Items from a dataset
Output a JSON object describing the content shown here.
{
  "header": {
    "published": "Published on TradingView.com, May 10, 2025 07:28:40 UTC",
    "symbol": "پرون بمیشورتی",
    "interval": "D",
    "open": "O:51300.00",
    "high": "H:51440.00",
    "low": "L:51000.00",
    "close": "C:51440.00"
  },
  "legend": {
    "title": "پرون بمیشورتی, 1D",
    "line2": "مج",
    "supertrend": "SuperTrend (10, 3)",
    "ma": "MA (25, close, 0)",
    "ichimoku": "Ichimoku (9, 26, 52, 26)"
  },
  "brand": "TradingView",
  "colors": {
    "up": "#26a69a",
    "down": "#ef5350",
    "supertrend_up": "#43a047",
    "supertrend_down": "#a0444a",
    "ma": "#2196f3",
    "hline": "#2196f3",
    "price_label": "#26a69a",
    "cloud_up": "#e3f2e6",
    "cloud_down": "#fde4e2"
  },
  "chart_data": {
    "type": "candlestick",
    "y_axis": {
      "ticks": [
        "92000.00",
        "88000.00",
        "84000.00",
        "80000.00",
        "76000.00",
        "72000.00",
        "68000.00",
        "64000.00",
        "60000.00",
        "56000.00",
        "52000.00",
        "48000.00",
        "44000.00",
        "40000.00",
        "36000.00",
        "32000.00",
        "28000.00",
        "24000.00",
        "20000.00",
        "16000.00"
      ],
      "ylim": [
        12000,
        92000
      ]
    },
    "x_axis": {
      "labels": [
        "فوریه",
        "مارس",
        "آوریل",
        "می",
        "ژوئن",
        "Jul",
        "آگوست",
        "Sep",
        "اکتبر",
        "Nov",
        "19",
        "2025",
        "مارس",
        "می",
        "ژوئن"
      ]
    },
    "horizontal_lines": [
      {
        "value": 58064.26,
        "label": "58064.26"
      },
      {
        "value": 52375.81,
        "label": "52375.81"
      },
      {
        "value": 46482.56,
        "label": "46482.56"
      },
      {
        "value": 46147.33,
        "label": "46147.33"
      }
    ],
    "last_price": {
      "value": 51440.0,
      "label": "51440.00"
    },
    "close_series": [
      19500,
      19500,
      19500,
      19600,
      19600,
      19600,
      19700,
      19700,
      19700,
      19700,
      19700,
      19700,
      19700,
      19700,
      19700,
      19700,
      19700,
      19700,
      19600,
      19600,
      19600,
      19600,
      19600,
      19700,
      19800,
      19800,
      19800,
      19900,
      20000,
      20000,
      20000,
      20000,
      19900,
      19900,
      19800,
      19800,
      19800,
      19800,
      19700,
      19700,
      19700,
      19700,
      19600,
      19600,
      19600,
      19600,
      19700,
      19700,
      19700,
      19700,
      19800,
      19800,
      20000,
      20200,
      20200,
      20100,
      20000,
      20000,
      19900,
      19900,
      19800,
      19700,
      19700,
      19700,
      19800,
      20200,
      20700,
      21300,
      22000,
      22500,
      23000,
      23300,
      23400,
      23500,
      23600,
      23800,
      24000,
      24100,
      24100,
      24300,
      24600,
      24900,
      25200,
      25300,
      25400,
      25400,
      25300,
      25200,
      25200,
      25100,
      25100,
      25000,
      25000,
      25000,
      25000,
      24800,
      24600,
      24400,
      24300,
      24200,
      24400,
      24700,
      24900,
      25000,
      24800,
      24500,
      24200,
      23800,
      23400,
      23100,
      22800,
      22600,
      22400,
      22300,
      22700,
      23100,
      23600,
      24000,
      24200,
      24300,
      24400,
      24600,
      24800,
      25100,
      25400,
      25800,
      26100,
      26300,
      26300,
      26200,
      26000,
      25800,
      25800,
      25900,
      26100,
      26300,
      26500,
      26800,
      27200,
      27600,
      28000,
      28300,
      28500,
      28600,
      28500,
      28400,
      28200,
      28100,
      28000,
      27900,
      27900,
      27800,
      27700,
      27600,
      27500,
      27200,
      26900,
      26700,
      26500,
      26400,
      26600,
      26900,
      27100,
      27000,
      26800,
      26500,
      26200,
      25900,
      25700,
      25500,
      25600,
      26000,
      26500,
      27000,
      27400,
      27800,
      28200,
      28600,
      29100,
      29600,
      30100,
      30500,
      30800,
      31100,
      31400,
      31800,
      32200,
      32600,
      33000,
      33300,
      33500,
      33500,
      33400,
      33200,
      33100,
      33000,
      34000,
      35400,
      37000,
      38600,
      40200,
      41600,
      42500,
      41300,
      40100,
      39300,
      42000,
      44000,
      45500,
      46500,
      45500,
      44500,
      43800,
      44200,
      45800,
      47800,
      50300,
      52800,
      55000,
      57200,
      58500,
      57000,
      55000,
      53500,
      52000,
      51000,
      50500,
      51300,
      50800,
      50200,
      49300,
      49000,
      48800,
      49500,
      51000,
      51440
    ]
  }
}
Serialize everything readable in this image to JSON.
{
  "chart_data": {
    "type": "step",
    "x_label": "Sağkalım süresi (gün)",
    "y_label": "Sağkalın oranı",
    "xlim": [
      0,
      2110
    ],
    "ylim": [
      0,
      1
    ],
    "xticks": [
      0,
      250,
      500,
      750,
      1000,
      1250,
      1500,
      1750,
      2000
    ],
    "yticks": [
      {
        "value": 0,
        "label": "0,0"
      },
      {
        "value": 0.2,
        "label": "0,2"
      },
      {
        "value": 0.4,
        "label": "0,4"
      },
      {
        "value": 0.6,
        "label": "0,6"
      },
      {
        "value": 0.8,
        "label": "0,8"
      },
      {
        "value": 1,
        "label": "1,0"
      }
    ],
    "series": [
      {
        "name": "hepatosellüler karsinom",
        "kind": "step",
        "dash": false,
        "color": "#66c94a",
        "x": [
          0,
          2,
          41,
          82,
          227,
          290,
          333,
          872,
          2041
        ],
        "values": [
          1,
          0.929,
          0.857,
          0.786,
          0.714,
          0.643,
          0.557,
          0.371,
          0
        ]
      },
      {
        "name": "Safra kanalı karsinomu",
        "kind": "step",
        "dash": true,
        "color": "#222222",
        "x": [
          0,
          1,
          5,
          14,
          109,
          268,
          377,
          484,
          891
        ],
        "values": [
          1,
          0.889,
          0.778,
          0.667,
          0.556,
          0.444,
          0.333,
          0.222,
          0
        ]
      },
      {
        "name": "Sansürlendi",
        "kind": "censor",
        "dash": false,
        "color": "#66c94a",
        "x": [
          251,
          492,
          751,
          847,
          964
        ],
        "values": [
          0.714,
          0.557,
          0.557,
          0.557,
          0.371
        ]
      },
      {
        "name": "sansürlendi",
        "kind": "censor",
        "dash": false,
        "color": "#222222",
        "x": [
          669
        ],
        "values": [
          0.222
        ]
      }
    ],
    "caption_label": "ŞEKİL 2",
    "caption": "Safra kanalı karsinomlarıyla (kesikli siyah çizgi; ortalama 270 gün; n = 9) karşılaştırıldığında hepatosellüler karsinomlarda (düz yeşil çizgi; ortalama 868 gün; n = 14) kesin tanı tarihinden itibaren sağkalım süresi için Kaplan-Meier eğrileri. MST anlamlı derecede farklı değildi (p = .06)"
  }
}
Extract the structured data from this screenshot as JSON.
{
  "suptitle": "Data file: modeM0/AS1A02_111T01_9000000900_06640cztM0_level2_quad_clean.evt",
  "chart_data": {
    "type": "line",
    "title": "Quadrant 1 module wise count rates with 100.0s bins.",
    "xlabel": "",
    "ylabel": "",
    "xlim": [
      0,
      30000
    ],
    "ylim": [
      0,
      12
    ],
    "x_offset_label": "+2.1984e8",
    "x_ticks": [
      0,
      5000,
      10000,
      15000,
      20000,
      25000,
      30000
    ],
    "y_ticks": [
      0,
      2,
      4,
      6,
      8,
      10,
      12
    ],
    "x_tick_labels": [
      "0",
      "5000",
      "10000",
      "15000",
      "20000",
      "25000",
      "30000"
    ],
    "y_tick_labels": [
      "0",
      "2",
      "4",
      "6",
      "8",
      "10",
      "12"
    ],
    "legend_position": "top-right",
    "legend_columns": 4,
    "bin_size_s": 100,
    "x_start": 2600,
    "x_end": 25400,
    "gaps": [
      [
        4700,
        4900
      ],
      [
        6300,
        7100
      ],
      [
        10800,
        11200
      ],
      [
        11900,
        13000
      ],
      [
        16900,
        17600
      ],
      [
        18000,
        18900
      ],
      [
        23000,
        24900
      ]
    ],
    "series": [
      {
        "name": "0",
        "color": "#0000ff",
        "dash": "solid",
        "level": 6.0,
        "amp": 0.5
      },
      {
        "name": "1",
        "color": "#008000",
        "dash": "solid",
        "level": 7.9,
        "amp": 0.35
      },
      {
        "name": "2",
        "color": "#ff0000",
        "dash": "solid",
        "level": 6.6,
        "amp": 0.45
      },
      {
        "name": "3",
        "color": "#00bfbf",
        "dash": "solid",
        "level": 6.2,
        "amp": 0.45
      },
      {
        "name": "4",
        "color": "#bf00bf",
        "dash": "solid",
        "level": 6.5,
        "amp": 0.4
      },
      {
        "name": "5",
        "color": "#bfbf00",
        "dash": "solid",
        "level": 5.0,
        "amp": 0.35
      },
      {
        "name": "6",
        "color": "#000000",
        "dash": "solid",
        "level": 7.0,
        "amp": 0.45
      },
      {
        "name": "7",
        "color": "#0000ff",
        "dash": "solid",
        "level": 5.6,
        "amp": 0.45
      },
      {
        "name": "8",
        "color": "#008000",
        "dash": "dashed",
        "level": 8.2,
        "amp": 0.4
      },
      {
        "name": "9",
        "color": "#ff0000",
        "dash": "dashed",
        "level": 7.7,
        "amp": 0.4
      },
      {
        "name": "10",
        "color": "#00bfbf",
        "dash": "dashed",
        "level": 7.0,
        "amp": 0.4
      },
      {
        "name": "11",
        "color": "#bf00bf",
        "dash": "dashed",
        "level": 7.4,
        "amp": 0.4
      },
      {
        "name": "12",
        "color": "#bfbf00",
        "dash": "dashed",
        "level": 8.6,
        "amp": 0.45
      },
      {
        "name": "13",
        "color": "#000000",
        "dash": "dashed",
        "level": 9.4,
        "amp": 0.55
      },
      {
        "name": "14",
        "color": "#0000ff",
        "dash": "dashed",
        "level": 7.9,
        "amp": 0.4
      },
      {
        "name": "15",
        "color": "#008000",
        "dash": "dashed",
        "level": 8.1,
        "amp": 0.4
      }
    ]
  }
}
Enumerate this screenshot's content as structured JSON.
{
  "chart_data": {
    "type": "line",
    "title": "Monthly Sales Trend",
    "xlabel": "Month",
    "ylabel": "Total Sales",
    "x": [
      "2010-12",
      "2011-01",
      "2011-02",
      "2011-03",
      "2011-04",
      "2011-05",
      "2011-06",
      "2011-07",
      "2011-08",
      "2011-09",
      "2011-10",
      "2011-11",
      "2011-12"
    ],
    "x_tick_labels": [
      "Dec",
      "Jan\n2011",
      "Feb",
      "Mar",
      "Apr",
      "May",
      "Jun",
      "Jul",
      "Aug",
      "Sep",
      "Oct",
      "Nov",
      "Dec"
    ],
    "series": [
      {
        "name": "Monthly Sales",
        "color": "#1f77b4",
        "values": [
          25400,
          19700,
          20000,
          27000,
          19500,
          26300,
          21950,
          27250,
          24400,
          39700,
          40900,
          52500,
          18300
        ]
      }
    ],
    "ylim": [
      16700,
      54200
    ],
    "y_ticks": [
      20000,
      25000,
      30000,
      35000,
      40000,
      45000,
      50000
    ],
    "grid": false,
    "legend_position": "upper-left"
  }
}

## Work to complete
What is the number of lines in these records that contain "kanalı"? Reply with the number only.

## Solution
2